▶ GOAL: Restate each entry word for word, leaving nothing out.
— START —
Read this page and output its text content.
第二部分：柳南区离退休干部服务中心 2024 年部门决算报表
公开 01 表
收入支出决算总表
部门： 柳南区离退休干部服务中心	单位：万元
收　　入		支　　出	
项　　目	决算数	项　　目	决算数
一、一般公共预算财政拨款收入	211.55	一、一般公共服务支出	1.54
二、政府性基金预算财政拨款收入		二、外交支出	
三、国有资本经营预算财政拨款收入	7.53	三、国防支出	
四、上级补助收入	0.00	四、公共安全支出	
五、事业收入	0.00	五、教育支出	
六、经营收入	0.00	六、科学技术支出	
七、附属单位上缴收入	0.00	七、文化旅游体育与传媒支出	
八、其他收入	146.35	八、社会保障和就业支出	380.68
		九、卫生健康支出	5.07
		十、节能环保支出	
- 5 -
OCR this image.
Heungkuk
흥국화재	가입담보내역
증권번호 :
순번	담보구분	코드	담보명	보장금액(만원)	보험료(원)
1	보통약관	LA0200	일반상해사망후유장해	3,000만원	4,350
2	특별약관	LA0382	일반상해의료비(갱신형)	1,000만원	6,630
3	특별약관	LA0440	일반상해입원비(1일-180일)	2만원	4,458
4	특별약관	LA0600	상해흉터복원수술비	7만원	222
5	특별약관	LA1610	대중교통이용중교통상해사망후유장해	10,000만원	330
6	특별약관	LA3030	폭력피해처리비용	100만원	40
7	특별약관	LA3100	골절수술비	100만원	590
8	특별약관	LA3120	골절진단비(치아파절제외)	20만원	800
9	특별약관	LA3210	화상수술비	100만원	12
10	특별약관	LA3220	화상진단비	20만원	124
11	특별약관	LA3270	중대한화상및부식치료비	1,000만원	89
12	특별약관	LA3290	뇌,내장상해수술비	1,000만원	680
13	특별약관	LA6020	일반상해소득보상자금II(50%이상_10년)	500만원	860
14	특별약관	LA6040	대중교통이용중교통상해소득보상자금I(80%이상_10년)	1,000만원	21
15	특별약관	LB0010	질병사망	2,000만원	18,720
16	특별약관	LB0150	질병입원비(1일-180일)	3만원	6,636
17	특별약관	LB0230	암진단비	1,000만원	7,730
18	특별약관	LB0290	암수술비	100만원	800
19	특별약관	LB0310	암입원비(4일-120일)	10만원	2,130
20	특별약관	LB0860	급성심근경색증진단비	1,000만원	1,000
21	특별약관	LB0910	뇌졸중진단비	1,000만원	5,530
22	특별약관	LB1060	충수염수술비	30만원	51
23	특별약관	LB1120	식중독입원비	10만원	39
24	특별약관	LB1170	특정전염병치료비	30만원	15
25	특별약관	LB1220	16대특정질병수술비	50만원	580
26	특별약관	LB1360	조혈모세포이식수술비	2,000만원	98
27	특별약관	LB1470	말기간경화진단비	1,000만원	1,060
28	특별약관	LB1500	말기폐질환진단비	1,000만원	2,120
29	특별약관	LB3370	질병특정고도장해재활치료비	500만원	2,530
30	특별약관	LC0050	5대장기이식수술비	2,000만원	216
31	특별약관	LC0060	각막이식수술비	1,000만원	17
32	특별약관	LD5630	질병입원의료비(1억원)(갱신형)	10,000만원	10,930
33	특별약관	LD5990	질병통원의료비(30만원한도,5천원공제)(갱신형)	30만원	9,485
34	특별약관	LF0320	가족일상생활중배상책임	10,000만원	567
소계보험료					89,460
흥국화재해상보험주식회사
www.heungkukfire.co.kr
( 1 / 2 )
— END —
▶ SOLUTION TO THE EXERCISE:
Read this page and output its text content.
第二部分：柳南区离退休干部服务中心 2024 年部门决算报表
公开 01 表
收入支出决算总表
部门： 柳南区离退休干部服务中心	单位：万元
收　　入		支　　出	
项　　目	决算数	项　　目	决算数
一、一般公共预算财政拨款收入	211.55	一、一般公共服务支出	1.54
二、政府性基金预算财政拨款收入		二、外交支出	
三、国有资本经营预算财政拨款收入	7.53	三、国防支出	
四、上级补助收入	0.00	四、公共安全支出	
五、事业收入	0.00	五、教育支出	
六、经营收入	0.00	六、科学技术支出	
七、附属单位上缴收入	0.00	七、文化旅游体育与传媒支出	
八、其他收入	146.35	八、社会保障和就业支出	380.68
		九、卫生健康支出	5.07
		十、节能环保支出	
- 5 -
OCR this image.
Heungkuk
흥국화재	가입담보내역
증권번호 :
순번	담보구분	코드	담보명	보장금액(만원)	보험료(원)
1	보통약관	LA0200	일반상해사망후유장해	3,000만원	4,350
2	특별약관	LA0382	일반상해의료비(갱신형)	1,000만원	6,630
3	특별약관	LA0440	일반상해입원비(1일-180일)	2만원	4,458
4	특별약관	LA0600	상해흉터복원수술비	7만원	222
5	특별약관	LA1610	대중교통이용중교통상해사망후유장해	10,000만원	330
6	특별약관	LA3030	폭력피해처리비용	100만원	40
7	특별약관	LA3100	골절수술비	100만원	590
8	특별약관	LA3120	골절진단비(치아파절제외)	20만원	800
9	특별약관	LA3210	화상수술비	100만원	12
10	특별약관	LA3220	화상진단비	20만원	124
11	특별약관	LA3270	중대한화상및부식치료비	1,000만원	89
12	특별약관	LA3290	뇌,내장상해수술비	1,000만원	680
13	특별약관	LA6020	일반상해소득보상자금II(50%이상_10년)	500만원	860
14	특별약관	LA6040	대중교통이용중교통상해소득보상자금I(80%이상_10년)	1,000만원	21
15	특별약관	LB0010	질병사망	2,000만원	18,720
16	특별약관	LB0150	질병입원비(1일-180일)	3만원	6,636
17	특별약관	LB0230	암진단비	1,000만원	7,730
18	특별약관	LB0290	암수술비	100만원	800
19	특별약관	LB0310	암입원비(4일-120일)	10만원	2,130
20	특별약관	LB0860	급성심근경색증진단비	1,000만원	1,000
21	특별약관	LB0910	뇌졸중진단비	1,000만원	5,530
22	특별약관	LB1060	충수염수술비	30만원	51
23	특별약관	LB1120	식중독입원비	10만원	39
24	특별약관	LB1170	특정전염병치료비	30만원	15
25	특별약관	LB1220	16대특정질병수술비	50만원	580
26	특별약관	LB1360	조혈모세포이식수술비	2,000만원	98
27	특별약관	LB1470	말기간경화진단비	1,000만원	1,060
28	특별약관	LB1500	말기폐질환진단비	1,000만원	2,120
29	특별약관	LB3370	질병특정고도장해재활치료비	500만원	2,530
30	특별약관	LC0050	5대장기이식수술비	2,000만원	216
31	특별약관	LC0060	각막이식수술비	1,000만원	17
32	특별약관	LD5630	질병입원의료비(1억원)(갱신형)	10,000만원	10,930
33	특별약관	LD5990	질병통원의료비(30만원한도,5천원공제)(갱신형)	30만원	9,485
34	특별약관	LF0320	가족일상생활중배상책임	10,000만원	567
소계보험료					89,460
흥국화재해상보험주식회사
www.heungkukfire.co.kr
( 1 / 2 )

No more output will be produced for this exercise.